■ ОТРЫВОК ДОКУМЕНТА:
▬▬▬

ИЕРУСАЛИМСКИЙ ЖУРНАЛ
Журнал современной израильской литературы на русском языке
«Разговор с Горенштейном» опубликован в «Иерусалимском журнале», №29, 2008, с. 261—267.
О журнале
В названии журнала его основатели хотели не только сообщить месторасположение редакции, но и обозначить уровень публикаций в издании, имя которого связано со столицей нашего возрожденного государства, также с одним из важнейших символов человеческой цивилизации в целом.
Иерусалимоцентричность журнала присутствует и в необычных — «топонимических» — названиях его разделов. В разделе «Львиные ворота» печатаются произведения авторов, живущих в Иерусалиме и окрестностях, в «Яффских воротах» — стихи и проза жителей Большого Тель-Авива, всего так называемого Гуш-Дана, а также прилегающих к нему Ашдода, Ашкелона, Нетании… Названия других разделов также связаны с соответствующими воротами Старого города, именами улиц и кварталов Иерусалима.
Первый номер журнала вышел в мае 1999 года. Несмотря на то, что издание наше посвящено, в основном, современной израильской литературе на русском языке, а может быть, именно благодаря этому, за прошедшее время «ИЖ», как отмечают читатели и профессиональные критики, стал вровень с ведущими «толстыми» литературными журналами, имеющими гораздо более продолжительную историю.

▬▬▬

■ ЗАДАНИЯ:
**a)** Когда, согласно тексту о «Иерусалимском журнале», вышел первый номер журнала?
**b)** Согласуются ли с текстом о «Иерусалимском журнале» эти утверждения? (i) В разделе «Львиные ворота» печатают авторов из Иерусалима и окрестностей. (ii) Первый номер журнала вышел в 2008 году. На каждое ответьте «да» или «нет» и приведите решающие слова текста в виде точной цитаты.
**c)** Перепишите часть текста о «Иерусалимском журнале» начиная со слов «Иерусалимоцентричность журнала присутствует» вплоть до слов «и кварталов Иерусалима.» включительно, поставив «рассказы и очерки» на место «стихи и проза».

■ МАТЕРИАЛ:
▬▬▬

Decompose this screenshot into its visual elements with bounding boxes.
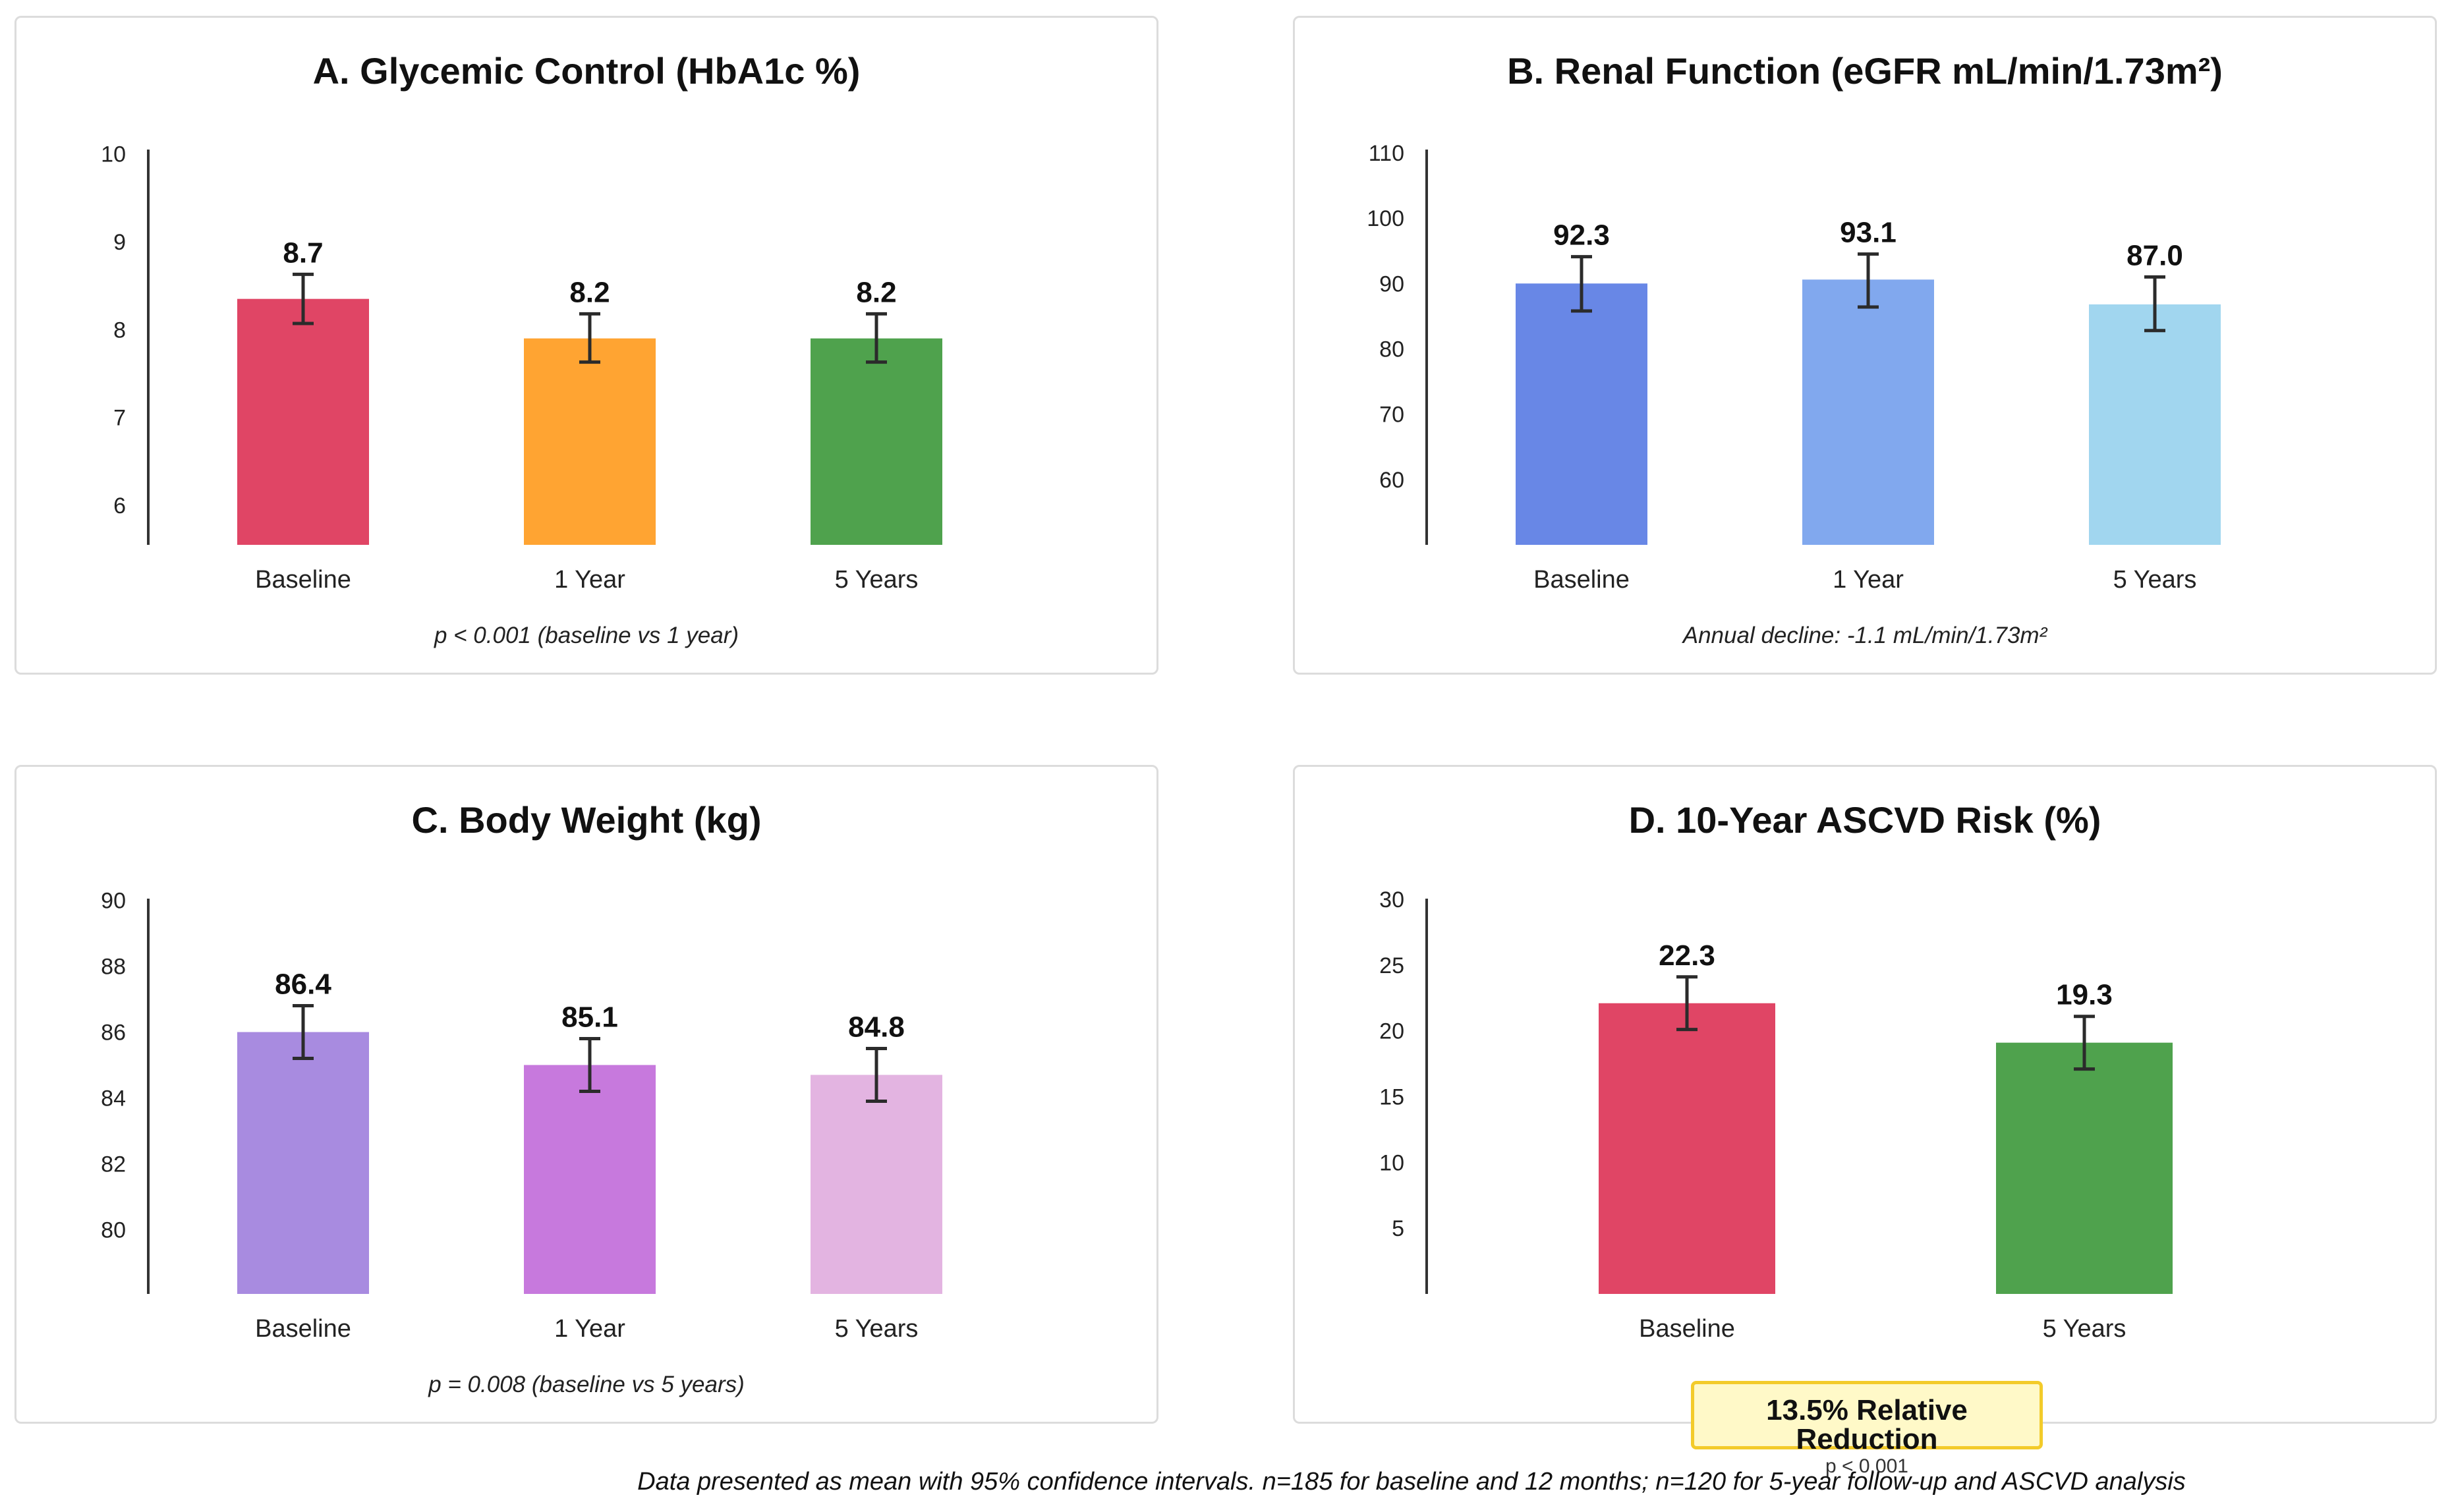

▬▬▬

■ ОТВЕТЫ ПО ПОРЯДКУ:
**a)** В мае 1999 года.

**b)**
(i) Да: «В разделе «Львиные ворота» печатаются произведения авторов, живущих в Иерусалиме и окрестностях».
(ii) Нет: «Первый номер журнала вышел в мае 1999 года».

**c)**
Иерусалимоцентричность журнала присутствует и в необычных — «топонимических» — названиях его разделов. В разделе «Львиные ворота» печатаются произведения авторов, живущих в Иерусалиме и окрестностях, в «Яффских воротах» — рассказы и очерки жителей Большого Тель-Авива, всего так называемого Гуш-Дана, а также прилегающих к нему Ашдода, Ашкелона, Нетании… Названия других разделов также связаны с соответствующими воротами Старого города, именами улиц и кварталов Иерусалима.